PROBLEM STATEMENT: Find the lines with the string "Views" and return them.

DATA SUPPLIED:
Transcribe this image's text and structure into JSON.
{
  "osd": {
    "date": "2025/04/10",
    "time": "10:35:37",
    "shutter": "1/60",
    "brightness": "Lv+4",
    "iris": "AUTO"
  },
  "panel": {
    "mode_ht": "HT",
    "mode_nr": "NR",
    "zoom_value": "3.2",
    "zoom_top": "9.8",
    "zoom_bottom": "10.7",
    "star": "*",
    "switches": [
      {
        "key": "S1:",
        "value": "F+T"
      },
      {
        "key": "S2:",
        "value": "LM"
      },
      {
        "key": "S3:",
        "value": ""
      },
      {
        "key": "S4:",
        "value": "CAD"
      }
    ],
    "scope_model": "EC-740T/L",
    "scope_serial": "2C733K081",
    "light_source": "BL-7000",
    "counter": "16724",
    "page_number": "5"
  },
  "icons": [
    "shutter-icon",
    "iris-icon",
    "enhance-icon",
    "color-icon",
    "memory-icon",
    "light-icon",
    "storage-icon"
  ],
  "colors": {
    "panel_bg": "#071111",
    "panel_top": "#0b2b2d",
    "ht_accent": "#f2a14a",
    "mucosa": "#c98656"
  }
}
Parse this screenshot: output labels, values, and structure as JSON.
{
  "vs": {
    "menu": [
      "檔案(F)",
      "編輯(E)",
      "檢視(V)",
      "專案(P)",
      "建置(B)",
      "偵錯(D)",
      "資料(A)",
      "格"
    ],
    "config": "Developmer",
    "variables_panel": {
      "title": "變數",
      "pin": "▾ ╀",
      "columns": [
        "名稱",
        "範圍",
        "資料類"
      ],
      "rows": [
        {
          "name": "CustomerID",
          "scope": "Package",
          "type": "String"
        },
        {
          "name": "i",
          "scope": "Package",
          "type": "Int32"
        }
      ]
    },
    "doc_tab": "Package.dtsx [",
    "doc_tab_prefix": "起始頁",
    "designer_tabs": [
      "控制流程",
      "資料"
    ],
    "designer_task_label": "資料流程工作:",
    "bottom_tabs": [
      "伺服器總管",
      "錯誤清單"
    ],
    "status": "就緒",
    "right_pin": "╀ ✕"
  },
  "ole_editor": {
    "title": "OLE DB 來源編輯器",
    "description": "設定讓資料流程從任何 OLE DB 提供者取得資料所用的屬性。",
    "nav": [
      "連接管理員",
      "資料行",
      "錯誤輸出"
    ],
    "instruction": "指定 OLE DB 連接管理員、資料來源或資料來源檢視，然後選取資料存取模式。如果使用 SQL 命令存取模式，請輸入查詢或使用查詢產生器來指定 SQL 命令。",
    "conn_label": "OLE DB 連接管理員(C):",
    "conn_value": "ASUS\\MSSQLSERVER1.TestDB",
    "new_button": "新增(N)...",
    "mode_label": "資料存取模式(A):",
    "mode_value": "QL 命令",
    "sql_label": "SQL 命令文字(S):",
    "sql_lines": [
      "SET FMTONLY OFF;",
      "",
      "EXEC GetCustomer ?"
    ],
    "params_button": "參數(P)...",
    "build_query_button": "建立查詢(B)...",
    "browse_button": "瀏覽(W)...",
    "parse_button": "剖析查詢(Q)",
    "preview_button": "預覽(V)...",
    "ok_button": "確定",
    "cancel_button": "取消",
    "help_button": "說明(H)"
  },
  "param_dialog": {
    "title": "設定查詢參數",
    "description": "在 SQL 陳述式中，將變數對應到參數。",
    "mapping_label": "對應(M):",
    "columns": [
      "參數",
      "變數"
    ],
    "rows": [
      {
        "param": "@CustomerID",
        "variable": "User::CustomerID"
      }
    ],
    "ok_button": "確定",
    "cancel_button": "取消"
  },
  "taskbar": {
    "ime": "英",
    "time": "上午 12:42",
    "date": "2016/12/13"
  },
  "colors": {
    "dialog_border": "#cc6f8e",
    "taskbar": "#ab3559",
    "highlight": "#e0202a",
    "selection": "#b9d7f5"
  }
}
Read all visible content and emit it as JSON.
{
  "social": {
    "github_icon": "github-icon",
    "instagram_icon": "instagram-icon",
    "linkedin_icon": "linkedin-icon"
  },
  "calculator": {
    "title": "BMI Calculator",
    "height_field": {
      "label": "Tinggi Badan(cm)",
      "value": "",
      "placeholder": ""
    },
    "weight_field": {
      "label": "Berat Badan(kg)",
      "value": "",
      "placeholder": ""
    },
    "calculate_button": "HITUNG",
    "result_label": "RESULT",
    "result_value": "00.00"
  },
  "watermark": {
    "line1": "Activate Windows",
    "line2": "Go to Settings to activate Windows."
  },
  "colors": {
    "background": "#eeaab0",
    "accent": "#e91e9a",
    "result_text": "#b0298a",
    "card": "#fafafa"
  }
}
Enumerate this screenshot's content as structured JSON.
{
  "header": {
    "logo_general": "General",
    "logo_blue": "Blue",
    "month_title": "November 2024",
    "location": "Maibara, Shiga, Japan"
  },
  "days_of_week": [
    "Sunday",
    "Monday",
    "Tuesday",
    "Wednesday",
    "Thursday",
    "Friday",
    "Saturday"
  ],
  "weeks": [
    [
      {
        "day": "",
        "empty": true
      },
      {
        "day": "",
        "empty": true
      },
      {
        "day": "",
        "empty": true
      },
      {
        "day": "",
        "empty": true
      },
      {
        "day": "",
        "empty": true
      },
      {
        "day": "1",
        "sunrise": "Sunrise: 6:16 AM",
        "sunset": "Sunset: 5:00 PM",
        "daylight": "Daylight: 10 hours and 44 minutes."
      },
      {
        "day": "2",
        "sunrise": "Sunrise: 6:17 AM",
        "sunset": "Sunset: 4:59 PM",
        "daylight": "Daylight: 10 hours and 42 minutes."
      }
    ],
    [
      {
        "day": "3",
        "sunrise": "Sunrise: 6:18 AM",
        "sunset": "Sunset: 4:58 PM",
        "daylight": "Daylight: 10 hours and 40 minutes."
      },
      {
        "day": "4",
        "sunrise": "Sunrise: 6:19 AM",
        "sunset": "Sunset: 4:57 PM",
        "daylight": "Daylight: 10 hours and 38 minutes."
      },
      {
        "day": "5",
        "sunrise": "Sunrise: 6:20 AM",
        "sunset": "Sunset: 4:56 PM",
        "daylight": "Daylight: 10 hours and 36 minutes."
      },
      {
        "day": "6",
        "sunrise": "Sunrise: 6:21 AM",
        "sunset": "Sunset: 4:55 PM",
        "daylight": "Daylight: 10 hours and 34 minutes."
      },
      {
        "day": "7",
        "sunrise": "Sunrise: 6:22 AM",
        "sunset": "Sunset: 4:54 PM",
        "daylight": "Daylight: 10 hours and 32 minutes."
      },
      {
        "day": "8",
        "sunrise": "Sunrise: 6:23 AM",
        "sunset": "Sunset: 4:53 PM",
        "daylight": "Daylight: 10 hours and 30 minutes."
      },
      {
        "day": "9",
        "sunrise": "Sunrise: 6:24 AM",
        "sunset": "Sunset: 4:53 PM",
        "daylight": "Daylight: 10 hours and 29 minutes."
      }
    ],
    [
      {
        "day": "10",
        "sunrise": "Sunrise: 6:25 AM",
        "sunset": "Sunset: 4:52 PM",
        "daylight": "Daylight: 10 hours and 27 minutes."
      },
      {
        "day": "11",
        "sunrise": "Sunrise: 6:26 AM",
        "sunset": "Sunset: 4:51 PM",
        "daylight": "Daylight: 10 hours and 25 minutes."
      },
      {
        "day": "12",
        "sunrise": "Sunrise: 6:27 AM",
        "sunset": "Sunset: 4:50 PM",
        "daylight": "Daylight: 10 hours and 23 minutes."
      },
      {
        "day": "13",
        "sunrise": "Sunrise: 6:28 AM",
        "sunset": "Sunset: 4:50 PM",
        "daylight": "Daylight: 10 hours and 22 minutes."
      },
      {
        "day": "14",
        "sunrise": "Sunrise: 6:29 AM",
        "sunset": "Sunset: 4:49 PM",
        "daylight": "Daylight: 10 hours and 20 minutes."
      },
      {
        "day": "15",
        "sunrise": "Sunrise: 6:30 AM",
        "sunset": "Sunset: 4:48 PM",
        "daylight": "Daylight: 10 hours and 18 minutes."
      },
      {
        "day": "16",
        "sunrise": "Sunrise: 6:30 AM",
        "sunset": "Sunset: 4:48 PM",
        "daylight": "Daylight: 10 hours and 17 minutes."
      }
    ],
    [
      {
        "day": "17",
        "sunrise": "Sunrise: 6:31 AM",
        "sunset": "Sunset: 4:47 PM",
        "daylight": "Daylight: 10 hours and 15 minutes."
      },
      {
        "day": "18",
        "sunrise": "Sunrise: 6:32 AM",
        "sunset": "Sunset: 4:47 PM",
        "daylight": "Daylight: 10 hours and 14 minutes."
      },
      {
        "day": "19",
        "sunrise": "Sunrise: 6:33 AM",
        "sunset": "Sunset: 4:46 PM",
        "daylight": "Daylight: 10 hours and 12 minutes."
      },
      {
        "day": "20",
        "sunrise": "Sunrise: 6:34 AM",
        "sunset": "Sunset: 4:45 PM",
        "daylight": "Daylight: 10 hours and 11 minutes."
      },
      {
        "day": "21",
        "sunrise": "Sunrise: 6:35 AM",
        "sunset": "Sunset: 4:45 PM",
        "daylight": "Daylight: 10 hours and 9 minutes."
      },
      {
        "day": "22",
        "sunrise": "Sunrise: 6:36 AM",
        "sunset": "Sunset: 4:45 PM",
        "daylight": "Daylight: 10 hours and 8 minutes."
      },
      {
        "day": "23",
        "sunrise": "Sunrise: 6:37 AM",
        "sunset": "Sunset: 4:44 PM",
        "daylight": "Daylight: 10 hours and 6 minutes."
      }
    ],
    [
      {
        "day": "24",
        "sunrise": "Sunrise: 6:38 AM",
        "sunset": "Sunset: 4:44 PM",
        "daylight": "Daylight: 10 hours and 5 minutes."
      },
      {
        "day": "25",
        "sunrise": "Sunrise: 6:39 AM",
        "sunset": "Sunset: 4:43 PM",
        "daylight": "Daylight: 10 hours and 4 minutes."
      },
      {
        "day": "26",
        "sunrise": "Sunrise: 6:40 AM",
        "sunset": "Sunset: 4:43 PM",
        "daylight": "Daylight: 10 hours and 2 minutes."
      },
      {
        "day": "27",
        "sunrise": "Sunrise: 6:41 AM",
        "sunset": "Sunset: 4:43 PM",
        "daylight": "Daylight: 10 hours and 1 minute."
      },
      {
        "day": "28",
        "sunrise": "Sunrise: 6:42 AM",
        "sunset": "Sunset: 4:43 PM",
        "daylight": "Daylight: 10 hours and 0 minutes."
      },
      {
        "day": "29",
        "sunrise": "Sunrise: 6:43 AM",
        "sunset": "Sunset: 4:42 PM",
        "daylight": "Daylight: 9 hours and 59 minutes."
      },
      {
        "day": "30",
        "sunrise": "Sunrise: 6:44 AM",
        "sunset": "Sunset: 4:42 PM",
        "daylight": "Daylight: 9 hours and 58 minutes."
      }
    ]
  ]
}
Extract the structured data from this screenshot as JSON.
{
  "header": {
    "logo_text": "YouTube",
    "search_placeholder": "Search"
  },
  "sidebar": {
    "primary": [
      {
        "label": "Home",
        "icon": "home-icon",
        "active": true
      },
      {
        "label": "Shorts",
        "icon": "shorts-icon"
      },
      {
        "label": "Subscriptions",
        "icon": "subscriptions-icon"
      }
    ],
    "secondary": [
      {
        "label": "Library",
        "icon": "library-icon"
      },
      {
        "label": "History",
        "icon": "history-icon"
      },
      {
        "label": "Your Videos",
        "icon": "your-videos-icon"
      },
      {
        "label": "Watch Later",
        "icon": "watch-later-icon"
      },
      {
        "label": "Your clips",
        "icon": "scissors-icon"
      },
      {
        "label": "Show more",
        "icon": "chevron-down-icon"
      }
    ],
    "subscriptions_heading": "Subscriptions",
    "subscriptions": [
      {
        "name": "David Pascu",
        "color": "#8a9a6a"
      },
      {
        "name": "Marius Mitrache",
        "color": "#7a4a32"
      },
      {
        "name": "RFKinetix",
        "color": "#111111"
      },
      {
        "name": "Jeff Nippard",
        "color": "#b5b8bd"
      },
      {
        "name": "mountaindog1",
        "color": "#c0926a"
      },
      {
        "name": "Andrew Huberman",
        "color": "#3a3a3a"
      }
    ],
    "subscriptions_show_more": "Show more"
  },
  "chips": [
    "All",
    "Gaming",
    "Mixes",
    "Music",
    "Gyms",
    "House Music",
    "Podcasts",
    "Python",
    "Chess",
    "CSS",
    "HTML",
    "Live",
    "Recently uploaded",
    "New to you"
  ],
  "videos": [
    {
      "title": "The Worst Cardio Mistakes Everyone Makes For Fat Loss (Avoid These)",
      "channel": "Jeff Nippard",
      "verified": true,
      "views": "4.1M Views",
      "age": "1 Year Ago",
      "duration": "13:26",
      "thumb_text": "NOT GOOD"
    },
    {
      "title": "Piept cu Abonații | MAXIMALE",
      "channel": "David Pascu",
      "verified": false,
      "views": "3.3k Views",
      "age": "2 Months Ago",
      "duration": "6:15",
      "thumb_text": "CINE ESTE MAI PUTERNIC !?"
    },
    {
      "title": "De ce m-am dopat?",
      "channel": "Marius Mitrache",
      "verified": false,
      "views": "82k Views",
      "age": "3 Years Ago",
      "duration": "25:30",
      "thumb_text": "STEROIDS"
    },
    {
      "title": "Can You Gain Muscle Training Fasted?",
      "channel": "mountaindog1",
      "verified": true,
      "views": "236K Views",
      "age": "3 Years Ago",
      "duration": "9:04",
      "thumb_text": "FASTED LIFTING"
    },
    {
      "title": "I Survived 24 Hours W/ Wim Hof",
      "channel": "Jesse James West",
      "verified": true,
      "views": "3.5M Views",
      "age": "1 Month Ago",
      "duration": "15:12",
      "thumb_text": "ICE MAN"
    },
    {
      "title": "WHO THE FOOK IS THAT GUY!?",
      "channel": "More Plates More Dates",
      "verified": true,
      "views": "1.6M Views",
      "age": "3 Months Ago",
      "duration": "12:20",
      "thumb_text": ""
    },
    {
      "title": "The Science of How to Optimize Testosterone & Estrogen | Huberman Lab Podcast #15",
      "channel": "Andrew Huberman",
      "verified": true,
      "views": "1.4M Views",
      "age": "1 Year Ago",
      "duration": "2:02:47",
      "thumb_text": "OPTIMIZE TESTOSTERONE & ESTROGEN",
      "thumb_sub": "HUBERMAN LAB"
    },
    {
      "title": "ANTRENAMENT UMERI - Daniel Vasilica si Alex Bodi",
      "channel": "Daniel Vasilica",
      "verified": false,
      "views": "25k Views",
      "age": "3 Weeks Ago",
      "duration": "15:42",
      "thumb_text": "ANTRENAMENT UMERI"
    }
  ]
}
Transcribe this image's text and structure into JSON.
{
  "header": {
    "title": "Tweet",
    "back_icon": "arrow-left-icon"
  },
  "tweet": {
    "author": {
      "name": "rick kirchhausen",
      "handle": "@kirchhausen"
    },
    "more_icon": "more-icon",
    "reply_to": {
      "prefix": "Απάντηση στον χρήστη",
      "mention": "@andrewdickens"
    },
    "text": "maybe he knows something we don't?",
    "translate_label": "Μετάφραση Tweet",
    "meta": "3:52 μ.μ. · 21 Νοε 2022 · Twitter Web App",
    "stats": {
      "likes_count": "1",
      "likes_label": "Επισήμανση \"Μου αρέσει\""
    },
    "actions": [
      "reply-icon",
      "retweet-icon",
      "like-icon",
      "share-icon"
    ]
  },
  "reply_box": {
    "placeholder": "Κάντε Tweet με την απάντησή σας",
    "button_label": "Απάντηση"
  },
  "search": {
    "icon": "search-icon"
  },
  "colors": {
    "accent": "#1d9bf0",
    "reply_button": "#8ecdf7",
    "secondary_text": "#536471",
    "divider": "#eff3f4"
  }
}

OUTPUT OF THE EXERCISE:
      "views": "4.1M Views",
      "views": "3.3k Views",
      "views": "82k Views",
      "views": "236K Views",
      "views": "3.5M Views",
      "views": "1.6M Views",
      "views": "1.4M Views",
      "views": "25k Views",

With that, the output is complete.